■ Problem to work on: Retype the material that follows, keeping every word as it is.

— START Dataset rows —

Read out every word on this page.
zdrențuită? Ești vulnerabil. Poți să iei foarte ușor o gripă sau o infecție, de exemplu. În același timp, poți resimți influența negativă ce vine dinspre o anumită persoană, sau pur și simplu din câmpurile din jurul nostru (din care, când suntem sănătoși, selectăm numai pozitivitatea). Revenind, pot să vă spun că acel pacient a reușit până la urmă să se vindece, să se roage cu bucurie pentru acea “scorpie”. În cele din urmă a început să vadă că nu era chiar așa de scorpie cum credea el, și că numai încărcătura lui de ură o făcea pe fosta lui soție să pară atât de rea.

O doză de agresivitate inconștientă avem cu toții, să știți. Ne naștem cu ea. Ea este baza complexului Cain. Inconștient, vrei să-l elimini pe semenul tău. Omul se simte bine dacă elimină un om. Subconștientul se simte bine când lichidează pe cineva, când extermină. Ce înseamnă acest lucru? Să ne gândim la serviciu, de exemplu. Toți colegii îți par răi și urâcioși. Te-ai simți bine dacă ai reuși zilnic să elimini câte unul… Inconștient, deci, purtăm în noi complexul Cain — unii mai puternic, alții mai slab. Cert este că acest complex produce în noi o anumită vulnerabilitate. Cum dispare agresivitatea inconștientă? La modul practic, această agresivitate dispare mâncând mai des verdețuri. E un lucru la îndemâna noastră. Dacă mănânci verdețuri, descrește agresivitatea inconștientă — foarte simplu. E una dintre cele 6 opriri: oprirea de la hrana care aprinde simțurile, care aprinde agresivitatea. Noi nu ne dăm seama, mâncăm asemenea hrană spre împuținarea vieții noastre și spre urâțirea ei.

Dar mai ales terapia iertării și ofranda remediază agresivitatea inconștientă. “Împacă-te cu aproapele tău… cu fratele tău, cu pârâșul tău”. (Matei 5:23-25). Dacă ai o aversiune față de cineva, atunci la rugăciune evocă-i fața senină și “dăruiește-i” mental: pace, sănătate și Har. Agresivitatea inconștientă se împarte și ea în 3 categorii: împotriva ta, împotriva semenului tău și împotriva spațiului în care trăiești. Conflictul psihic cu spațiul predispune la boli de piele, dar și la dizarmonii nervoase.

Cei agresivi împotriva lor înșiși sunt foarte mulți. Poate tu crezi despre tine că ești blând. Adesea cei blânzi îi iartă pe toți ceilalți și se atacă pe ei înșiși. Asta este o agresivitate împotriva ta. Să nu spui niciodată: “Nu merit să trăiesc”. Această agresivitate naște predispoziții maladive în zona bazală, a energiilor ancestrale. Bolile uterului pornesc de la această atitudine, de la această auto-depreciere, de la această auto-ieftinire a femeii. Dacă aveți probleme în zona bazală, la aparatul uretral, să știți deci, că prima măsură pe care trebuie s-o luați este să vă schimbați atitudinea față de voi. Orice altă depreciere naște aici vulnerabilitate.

— END Dataset rows —

■ Result of the task:
Read out every word on this page.
zdrențuită? Ești vulnerabil. Poți să iei foarte ușor o gripă sau o infecție, de exemplu. În același timp, poți resimți influența negativă ce vine dinspre o anumită persoană, sau pur și simplu din câmpurile din jurul nostru (din care, când suntem sănătoși, selectăm numai pozitivitatea). Revenind, pot să vă spun că acel pacient a reușit până la urmă să se vindece, să se roage cu bucurie pentru acea “scorpie”. În cele din urmă a început să vadă că nu era chiar așa de scorpie cum credea el, și că numai încărcătura lui de ură o făcea pe fosta lui soție să pară atât de rea.

O doză de agresivitate inconștientă avem cu toții, să știți. Ne naștem cu ea. Ea este baza complexului Cain. Inconștient, vrei să-l elimini pe semenul tău. Omul se simte bine dacă elimină un om. Subconștientul se simte bine când lichidează pe cineva, când extermină. Ce înseamnă acest lucru? Să ne gândim la serviciu, de exemplu. Toți colegii îți par răi și urâcioși. Te-ai simți bine dacă ai reuși zilnic să elimini câte unul… Inconștient, deci, purtăm în noi complexul Cain — unii mai puternic, alții mai slab. Cert este că acest complex produce în noi o anumită vulnerabilitate. Cum dispare agresivitatea inconștientă? La modul practic, această agresivitate dispare mâncând mai des verdețuri. E un lucru la îndemâna noastră. Dacă mănânci verdețuri, descrește agresivitatea inconștientă — foarte simplu. E una dintre cele 6 opriri: oprirea de la hrana care aprinde simțurile, care aprinde agresivitatea. Noi nu ne dăm seama, mâncăm asemenea hrană spre împuținarea vieții noastre și spre urâțirea ei.

Dar mai ales terapia iertării și ofranda remediază agresivitatea inconștientă. “Împacă-te cu aproapele tău… cu fratele tău, cu pârâșul tău”. (Matei 5:23-25). Dacă ai o aversiune față de cineva, atunci la rugăciune evocă-i fața senină și “dăruiește-i” mental: pace, sănătate și Har. Agresivitatea inconștientă se împarte și ea în 3 categorii: împotriva ta, împotriva semenului tău și împotriva spațiului în care trăiești. Conflictul psihic cu spațiul predispune la boli de piele, dar și la dizarmonii nervoase.

Cei agresivi împotriva lor înșiși sunt foarte mulți. Poate tu crezi despre tine că ești blând. Adesea cei blânzi îi iartă pe toți ceilalți și se atacă pe ei înșiși. Asta este o agresivitate împotriva ta. Să nu spui niciodată: “Nu merit să trăiesc”. Această agresivitate naște predispoziții maladive în zona bazală, a energiilor ancestrale. Bolile uterului pornesc de la această atitudine, de la această auto-depreciere, de la această auto-ieftinire a femeii. Dacă aveți probleme în zona bazală, la aparatul uretral, să știți deci, că prima măsură pe care trebuie s-o luați este să vă schimbați atitudinea față de voi. Orice altă depreciere naște aici vulnerabilitate.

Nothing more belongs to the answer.